● **Records for this exercise**:
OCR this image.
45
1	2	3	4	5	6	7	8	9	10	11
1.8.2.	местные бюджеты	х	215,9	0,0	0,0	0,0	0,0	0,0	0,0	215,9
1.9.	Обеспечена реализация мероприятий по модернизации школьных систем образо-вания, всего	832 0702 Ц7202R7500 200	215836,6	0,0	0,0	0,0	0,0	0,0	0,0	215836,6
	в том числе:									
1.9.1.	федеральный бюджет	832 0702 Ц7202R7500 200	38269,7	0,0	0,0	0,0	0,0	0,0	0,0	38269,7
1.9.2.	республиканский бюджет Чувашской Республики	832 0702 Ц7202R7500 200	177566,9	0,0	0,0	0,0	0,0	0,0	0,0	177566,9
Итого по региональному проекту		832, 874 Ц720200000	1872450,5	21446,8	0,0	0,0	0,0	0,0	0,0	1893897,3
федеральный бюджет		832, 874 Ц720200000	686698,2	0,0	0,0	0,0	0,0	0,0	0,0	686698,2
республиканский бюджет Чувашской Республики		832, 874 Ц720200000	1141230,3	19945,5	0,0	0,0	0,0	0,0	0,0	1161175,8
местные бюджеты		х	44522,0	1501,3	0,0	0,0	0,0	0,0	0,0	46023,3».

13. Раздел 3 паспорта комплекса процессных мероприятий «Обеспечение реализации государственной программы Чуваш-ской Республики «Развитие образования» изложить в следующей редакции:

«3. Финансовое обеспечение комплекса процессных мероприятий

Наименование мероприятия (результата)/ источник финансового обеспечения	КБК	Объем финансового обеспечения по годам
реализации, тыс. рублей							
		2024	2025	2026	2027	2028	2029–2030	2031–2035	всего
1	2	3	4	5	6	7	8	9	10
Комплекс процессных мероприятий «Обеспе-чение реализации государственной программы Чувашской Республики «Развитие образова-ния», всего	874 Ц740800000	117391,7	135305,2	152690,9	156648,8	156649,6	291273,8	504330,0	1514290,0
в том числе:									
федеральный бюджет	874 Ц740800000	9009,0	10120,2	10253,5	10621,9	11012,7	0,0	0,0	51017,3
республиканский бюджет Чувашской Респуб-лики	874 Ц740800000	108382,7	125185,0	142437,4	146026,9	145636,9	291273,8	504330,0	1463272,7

● **Set problem**: Retype the material in full. Each word must match.

● **Answer for the task**:
OCR this image.
45
1	2	3	4	5	6	7	8	9	10	11
1.8.2.	местные бюджеты	х	215,9	0,0	0,0	0,0	0,0	0,0	0,0	215,9
1.9.	Обеспечена реализация мероприятий по модернизации школьных систем образо-вания, всего	832 0702 Ц7202R7500 200	215836,6	0,0	0,0	0,0	0,0	0,0	0,0	215836,6
	в том числе:									
1.9.1.	федеральный бюджет	832 0702 Ц7202R7500 200	38269,7	0,0	0,0	0,0	0,0	0,0	0,0	38269,7
1.9.2.	республиканский бюджет Чувашской Республики	832 0702 Ц7202R7500 200	177566,9	0,0	0,0	0,0	0,0	0,0	0,0	177566,9
Итого по региональному проекту		832, 874 Ц720200000	1872450,5	21446,8	0,0	0,0	0,0	0,0	0,0	1893897,3
федеральный бюджет		832, 874 Ц720200000	686698,2	0,0	0,0	0,0	0,0	0,0	0,0	686698,2
республиканский бюджет Чувашской Республики		832, 874 Ц720200000	1141230,3	19945,5	0,0	0,0	0,0	0,0	0,0	1161175,8
местные бюджеты		х	44522,0	1501,3	0,0	0,0	0,0	0,0	0,0	46023,3».

13. Раздел 3 паспорта комплекса процессных мероприятий «Обеспечение реализации государственной программы Чуваш-ской Республики «Развитие образования» изложить в следующей редакции:

«3. Финансовое обеспечение комплекса процессных мероприятий

Наименование мероприятия (результата)/ источник финансового обеспечения	КБК	Объем финансового обеспечения по годам
реализации, тыс. рублей							
		2024	2025	2026	2027	2028	2029–2030	2031–2035	всего
1	2	3	4	5	6	7	8	9	10
Комплекс процессных мероприятий «Обеспе-чение реализации государственной программы Чувашской Республики «Развитие образова-ния», всего	874 Ц740800000	117391,7	135305,2	152690,9	156648,8	156649,6	291273,8	504330,0	1514290,0
в том числе:									
федеральный бюджет	874 Ц740800000	9009,0	10120,2	10253,5	10621,9	11012,7	0,0	0,0	51017,3
республиканский бюджет Чувашской Респуб-лики	874 Ц740800000	108382,7	125185,0	142437,4	146026,9	145636,9	291273,8	504330,0	1463272,7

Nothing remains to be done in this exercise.